Task requirements: Copy the records below verbatim, starting at the line containing "Localize each UI" and ending after the line containing "clamp-accent bbox=[1208, 361, 1213, 375]". Leave the pictures out.

- - - - -

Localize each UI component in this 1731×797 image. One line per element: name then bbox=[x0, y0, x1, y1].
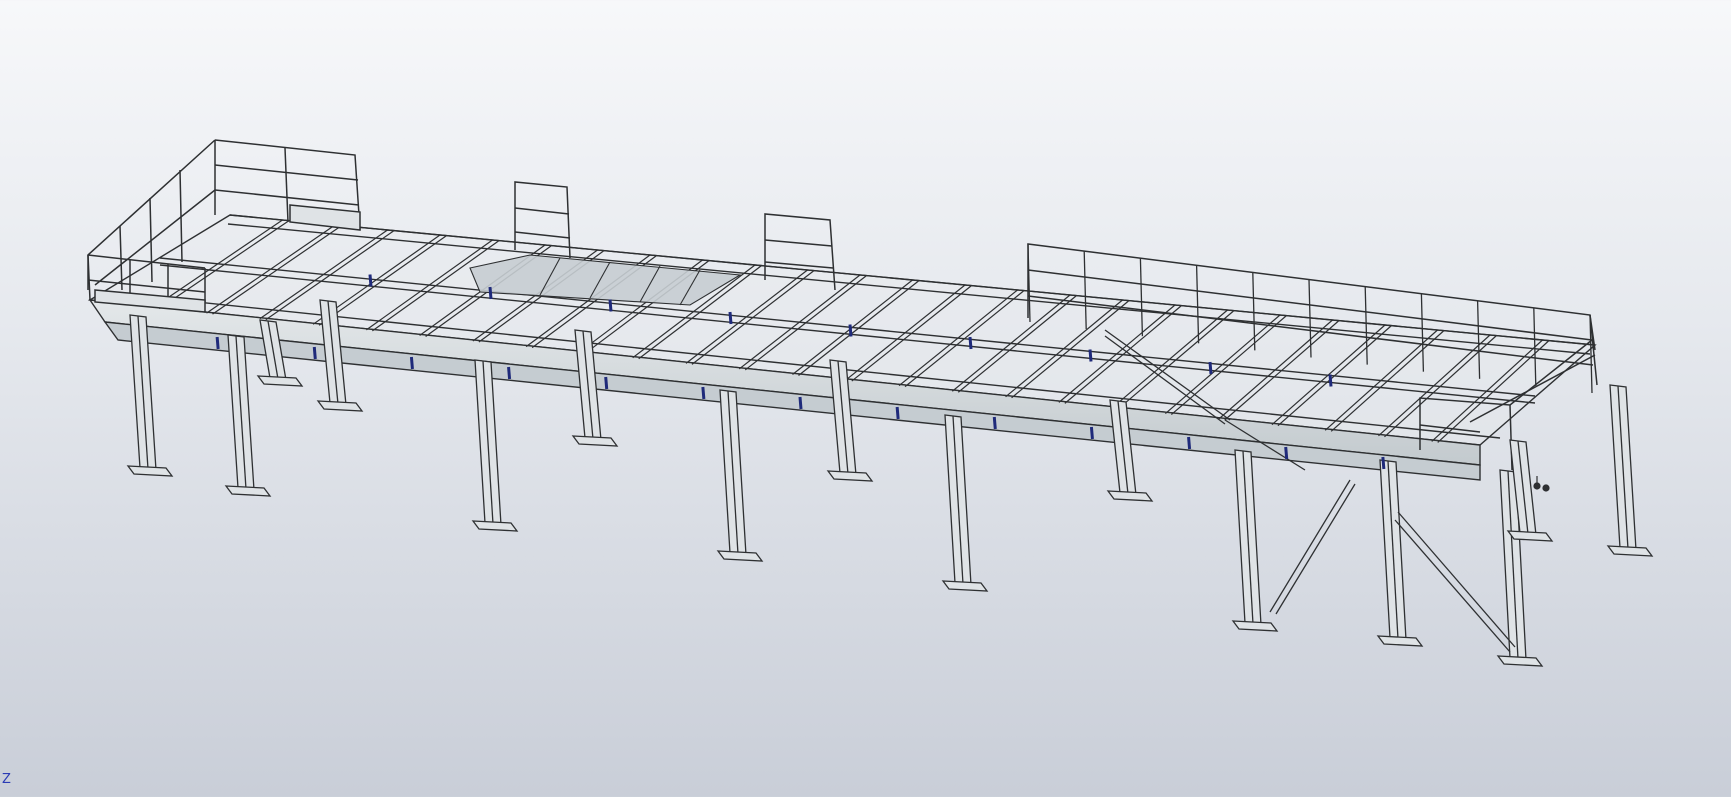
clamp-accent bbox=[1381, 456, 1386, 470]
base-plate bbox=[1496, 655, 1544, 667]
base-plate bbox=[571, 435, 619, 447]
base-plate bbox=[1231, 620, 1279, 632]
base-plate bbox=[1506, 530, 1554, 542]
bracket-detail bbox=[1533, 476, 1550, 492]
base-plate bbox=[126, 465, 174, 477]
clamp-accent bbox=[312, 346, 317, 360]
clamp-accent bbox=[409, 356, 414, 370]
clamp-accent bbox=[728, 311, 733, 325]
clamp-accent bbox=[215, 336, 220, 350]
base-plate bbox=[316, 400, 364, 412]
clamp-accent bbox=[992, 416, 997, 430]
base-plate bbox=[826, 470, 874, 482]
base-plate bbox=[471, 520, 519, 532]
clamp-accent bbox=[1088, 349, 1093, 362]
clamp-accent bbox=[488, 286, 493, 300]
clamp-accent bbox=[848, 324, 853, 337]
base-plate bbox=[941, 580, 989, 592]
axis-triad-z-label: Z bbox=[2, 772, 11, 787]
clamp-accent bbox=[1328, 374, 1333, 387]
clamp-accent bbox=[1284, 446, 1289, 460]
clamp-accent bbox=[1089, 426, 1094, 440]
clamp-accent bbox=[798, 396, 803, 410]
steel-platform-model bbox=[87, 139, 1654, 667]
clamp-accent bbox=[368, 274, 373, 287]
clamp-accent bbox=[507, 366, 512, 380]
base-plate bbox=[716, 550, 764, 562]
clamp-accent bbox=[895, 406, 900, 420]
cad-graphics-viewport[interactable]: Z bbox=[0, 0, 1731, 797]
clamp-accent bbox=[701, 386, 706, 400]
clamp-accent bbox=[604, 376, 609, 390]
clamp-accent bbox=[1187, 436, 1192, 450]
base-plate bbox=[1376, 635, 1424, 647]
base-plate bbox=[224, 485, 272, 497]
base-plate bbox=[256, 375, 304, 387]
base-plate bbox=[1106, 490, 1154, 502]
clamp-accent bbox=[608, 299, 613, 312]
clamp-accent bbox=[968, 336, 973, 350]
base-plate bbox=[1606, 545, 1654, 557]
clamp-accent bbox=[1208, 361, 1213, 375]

- - - - -

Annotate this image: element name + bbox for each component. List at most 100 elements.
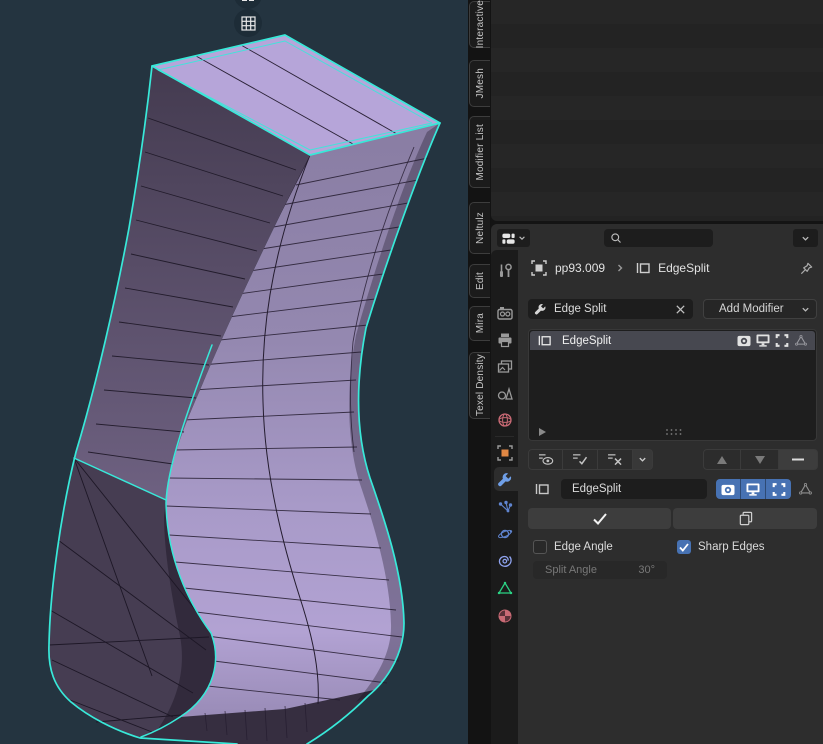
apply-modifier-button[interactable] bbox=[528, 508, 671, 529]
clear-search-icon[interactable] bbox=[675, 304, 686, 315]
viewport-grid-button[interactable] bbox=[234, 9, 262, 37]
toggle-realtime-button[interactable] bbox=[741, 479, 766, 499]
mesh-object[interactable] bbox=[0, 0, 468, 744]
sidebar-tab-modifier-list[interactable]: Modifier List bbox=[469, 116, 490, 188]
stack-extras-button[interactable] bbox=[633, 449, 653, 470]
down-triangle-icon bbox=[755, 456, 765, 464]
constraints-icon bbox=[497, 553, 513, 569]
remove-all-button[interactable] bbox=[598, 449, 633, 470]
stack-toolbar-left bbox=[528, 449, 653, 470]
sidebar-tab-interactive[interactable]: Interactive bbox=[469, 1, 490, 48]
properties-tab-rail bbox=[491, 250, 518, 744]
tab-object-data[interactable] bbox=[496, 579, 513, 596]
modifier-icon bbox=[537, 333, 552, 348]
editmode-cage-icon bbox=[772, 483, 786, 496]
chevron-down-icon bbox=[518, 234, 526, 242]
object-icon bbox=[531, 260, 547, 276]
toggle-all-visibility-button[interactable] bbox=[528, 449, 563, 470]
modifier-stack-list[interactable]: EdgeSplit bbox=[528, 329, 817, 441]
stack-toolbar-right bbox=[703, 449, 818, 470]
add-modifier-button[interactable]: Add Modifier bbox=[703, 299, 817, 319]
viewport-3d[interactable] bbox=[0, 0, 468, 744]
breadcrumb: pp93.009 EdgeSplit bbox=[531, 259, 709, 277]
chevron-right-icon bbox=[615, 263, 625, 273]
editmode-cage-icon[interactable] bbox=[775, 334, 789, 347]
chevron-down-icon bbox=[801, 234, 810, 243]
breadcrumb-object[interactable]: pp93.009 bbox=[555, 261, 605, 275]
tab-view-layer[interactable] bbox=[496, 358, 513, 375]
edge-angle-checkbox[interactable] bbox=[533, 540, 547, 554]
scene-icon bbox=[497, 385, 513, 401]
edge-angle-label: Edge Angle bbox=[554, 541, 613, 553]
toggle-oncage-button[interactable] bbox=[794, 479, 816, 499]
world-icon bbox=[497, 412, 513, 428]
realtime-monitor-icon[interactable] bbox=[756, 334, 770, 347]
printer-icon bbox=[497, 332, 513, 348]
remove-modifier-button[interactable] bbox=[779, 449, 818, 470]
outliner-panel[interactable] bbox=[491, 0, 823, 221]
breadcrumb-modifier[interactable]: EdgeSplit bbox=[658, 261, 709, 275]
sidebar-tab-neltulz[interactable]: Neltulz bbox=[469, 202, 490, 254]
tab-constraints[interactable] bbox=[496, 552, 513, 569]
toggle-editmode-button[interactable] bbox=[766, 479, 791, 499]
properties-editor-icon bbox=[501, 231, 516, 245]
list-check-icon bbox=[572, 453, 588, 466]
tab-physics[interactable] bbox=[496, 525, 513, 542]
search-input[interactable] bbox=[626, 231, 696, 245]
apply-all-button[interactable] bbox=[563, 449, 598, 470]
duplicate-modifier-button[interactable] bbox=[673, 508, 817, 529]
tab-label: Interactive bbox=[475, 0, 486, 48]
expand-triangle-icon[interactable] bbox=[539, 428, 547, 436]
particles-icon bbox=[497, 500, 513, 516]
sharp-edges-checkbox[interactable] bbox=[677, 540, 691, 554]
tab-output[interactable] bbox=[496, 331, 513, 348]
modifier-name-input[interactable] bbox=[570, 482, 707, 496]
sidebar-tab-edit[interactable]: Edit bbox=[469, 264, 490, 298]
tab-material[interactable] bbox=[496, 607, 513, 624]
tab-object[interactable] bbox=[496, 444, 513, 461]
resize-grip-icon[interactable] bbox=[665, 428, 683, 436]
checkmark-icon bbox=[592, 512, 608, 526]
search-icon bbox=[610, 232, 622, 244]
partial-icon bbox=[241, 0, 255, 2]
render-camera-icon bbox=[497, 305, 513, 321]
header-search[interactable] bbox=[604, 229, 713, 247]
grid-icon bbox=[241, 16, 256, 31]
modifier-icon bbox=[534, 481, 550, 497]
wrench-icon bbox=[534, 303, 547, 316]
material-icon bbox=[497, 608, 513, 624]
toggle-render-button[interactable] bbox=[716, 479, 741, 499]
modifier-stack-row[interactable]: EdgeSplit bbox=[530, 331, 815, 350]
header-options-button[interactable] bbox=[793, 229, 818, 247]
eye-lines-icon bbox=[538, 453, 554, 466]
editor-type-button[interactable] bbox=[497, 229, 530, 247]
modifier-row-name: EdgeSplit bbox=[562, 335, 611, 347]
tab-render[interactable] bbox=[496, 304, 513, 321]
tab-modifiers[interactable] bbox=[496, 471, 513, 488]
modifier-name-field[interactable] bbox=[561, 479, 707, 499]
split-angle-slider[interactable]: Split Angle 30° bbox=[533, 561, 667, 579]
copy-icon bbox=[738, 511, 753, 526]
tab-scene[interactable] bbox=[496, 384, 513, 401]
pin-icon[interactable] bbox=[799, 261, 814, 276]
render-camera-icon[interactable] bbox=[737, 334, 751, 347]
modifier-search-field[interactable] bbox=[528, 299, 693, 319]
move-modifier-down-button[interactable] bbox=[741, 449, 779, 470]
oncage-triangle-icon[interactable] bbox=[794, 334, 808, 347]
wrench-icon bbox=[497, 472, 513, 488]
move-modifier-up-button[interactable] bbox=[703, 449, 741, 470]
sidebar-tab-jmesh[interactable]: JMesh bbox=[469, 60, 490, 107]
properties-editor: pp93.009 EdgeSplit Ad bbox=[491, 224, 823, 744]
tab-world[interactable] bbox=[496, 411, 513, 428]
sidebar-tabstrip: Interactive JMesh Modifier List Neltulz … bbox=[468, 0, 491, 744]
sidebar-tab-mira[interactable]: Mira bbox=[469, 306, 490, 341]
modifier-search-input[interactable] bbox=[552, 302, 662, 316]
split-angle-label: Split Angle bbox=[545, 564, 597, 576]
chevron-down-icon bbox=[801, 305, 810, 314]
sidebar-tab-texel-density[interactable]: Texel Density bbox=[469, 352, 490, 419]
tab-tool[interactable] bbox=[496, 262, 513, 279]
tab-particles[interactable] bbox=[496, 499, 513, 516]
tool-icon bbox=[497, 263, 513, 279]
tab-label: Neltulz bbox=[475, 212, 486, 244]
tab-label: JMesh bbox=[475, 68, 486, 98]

- - - - -

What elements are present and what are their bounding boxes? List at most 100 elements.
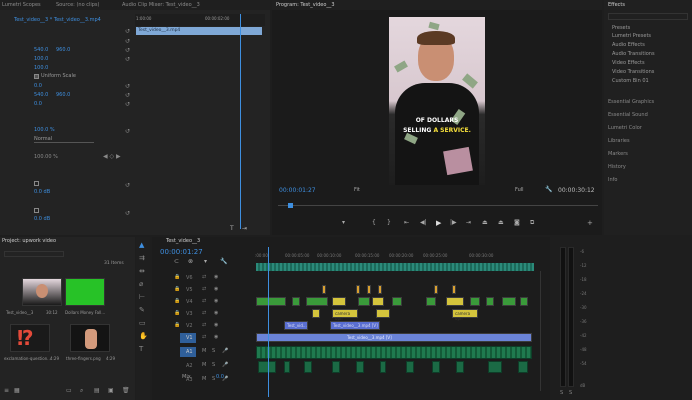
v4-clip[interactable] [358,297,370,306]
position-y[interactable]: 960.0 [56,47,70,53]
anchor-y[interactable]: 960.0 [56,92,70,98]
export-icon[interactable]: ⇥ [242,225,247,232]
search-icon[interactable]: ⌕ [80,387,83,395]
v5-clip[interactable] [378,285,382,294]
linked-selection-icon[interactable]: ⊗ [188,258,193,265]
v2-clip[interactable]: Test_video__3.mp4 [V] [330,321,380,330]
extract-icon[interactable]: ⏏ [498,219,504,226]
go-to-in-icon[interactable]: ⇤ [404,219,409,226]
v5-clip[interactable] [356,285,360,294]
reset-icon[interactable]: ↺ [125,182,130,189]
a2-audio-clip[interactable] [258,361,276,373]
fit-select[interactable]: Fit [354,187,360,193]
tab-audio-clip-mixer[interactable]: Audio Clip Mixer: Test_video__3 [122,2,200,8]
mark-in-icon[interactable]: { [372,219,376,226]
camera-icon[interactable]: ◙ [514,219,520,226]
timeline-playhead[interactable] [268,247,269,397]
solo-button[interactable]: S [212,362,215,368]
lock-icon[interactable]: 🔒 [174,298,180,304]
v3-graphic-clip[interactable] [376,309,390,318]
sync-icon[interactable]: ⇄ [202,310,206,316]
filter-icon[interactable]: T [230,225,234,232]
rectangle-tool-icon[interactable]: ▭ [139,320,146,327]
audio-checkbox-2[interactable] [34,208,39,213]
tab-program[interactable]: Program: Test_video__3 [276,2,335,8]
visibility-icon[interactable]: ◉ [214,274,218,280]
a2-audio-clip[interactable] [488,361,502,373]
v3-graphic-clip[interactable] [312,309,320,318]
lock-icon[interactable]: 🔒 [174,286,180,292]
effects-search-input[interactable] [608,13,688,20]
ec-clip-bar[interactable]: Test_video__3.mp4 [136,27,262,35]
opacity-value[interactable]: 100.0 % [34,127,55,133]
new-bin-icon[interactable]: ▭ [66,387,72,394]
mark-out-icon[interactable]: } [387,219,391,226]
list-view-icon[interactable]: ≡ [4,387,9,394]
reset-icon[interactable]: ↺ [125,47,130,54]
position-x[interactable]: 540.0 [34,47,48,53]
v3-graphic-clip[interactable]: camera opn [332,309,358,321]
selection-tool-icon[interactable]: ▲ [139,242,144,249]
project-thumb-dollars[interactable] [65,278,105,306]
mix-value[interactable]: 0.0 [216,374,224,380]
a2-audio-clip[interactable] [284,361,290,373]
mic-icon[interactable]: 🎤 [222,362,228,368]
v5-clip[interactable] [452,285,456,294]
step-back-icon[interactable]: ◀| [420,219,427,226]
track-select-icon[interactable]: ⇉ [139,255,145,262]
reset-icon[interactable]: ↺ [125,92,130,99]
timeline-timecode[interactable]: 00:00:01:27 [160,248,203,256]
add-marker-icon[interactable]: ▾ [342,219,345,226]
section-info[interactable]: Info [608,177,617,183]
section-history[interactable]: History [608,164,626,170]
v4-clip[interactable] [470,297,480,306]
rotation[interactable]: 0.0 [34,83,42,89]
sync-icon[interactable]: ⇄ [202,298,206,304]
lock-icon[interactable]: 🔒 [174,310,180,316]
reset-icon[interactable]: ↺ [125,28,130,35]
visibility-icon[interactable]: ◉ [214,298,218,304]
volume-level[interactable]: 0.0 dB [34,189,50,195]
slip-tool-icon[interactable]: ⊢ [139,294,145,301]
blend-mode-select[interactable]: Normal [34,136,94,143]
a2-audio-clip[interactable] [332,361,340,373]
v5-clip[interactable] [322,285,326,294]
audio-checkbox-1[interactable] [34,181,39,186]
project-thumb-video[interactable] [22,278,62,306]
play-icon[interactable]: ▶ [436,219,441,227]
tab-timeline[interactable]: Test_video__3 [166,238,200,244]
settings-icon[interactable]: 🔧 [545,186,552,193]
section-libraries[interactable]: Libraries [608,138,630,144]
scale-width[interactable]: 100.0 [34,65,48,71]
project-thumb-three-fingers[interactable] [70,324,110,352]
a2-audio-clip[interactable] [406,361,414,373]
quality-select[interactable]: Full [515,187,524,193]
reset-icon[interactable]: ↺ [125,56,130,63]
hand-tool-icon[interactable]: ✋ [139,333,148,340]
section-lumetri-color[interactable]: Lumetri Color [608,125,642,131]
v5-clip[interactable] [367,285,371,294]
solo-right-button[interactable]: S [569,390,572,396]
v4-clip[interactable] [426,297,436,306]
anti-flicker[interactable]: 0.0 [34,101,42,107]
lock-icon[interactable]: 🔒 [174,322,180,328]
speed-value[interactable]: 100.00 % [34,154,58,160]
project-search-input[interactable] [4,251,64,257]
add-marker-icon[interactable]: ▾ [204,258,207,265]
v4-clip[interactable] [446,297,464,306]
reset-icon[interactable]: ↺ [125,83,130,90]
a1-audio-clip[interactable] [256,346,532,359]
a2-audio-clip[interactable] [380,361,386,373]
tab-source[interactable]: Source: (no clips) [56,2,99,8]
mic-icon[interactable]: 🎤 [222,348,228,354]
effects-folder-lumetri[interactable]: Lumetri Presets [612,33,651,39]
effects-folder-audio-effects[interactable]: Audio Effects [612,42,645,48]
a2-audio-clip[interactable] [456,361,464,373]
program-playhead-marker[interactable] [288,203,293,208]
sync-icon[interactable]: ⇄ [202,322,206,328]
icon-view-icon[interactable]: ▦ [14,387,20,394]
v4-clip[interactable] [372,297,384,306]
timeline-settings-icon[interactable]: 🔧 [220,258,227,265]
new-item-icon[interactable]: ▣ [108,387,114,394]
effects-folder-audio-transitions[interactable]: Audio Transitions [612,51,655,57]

- - - - -

Finished task:
Localize each UI component in this 1731×797 image. One line per element: name then bbox=[x0, y0, x1, y1].
clamp-accent bbox=[1381, 456, 1386, 470]
base-plate bbox=[1496, 655, 1544, 667]
base-plate bbox=[571, 435, 619, 447]
base-plate bbox=[1231, 620, 1279, 632]
base-plate bbox=[1506, 530, 1554, 542]
bracket-detail bbox=[1533, 476, 1550, 492]
base-plate bbox=[126, 465, 174, 477]
clamp-accent bbox=[312, 346, 317, 360]
clamp-accent bbox=[409, 356, 414, 370]
clamp-accent bbox=[728, 311, 733, 325]
clamp-accent bbox=[215, 336, 220, 350]
base-plate bbox=[316, 400, 364, 412]
clamp-accent bbox=[992, 416, 997, 430]
base-plate bbox=[826, 470, 874, 482]
base-plate bbox=[471, 520, 519, 532]
clamp-accent bbox=[1088, 349, 1093, 362]
clamp-accent bbox=[488, 286, 493, 300]
clamp-accent bbox=[848, 324, 853, 337]
base-plate bbox=[941, 580, 989, 592]
axis-triad-z-label: Z bbox=[2, 772, 11, 787]
clamp-accent bbox=[1328, 374, 1333, 387]
clamp-accent bbox=[1284, 446, 1289, 460]
clamp-accent bbox=[1089, 426, 1094, 440]
clamp-accent bbox=[798, 396, 803, 410]
steel-platform-model bbox=[87, 139, 1654, 667]
clamp-accent bbox=[368, 274, 373, 287]
clamp-accent bbox=[507, 366, 512, 380]
base-plate bbox=[716, 550, 764, 562]
clamp-accent bbox=[895, 406, 900, 420]
cad-graphics-viewport[interactable]: Z bbox=[0, 0, 1731, 797]
clamp-accent bbox=[701, 386, 706, 400]
clamp-accent bbox=[604, 376, 609, 390]
clamp-accent bbox=[1187, 436, 1192, 450]
base-plate bbox=[1376, 635, 1424, 647]
base-plate bbox=[224, 485, 272, 497]
base-plate bbox=[256, 375, 304, 387]
base-plate bbox=[1106, 490, 1154, 502]
clamp-accent bbox=[608, 299, 613, 312]
clamp-accent bbox=[968, 336, 973, 350]
base-plate bbox=[1606, 545, 1654, 557]
clamp-accent bbox=[1208, 361, 1213, 375]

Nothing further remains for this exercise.